WRITTEN PROBLEM – Show all lines from the listing below that contain "května".

(Saved data entries)

════════════════════

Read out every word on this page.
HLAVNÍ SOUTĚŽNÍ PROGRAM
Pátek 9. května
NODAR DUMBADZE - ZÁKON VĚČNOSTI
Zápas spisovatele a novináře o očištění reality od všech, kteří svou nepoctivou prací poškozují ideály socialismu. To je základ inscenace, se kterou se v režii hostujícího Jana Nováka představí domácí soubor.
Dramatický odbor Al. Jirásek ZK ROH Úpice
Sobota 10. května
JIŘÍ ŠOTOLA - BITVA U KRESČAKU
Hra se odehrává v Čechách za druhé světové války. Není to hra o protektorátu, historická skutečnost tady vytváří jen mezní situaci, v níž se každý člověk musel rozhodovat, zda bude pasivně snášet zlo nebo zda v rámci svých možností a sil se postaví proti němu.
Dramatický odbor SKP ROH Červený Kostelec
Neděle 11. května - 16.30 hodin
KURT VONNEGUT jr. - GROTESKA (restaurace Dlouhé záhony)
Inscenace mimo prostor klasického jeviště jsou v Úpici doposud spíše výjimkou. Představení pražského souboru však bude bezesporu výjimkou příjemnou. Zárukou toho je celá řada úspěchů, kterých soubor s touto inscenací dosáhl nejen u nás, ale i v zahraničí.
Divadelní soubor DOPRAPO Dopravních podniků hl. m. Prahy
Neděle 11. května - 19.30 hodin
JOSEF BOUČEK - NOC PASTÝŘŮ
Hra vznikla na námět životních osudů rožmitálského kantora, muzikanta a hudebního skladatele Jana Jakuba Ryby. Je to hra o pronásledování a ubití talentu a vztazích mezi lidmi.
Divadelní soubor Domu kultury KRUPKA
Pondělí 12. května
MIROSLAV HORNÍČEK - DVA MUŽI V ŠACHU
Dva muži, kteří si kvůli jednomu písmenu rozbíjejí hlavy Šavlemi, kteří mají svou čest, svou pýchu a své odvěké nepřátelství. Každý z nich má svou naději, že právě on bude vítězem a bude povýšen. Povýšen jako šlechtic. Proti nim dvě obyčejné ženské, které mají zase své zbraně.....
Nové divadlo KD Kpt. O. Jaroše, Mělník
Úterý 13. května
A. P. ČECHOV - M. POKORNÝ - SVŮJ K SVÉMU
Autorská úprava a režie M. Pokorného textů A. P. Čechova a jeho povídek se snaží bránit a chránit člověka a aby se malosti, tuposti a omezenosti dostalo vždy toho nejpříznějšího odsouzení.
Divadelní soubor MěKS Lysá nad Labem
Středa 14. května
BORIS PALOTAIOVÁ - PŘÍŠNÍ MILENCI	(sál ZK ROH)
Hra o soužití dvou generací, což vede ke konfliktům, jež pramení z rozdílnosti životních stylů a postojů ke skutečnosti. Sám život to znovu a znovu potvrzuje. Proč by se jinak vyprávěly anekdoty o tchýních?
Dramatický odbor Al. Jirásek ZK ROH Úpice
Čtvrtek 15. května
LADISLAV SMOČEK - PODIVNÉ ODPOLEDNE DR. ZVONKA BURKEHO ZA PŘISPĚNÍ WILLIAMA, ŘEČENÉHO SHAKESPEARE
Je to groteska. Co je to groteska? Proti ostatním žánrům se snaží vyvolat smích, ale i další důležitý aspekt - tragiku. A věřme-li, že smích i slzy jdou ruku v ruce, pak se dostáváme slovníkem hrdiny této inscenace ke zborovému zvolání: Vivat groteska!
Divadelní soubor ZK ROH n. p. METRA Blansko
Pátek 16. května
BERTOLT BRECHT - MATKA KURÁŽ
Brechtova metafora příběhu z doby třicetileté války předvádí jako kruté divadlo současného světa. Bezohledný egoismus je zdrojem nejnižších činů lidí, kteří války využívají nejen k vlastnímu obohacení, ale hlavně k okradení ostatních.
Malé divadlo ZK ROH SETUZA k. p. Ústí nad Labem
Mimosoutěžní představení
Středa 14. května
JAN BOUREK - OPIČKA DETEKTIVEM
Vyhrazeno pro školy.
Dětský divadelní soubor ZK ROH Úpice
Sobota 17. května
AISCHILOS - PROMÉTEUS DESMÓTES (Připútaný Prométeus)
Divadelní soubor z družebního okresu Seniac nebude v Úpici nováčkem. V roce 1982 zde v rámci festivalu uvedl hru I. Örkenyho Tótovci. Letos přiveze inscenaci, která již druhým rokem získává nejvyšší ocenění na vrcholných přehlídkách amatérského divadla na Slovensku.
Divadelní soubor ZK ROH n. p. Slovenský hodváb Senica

════════════════════

WRITTEN ANSWER –
Pátek 9. května
Sobota 10. května
Neděle 11. května - 16.30 hodin
Neděle 11. května - 19.30 hodin
Pondělí 12. května
Úterý 13. května
Středa 14. května
Čtvrtek 15. května
Pátek 16. května
Středa 14. května
Sobota 17. května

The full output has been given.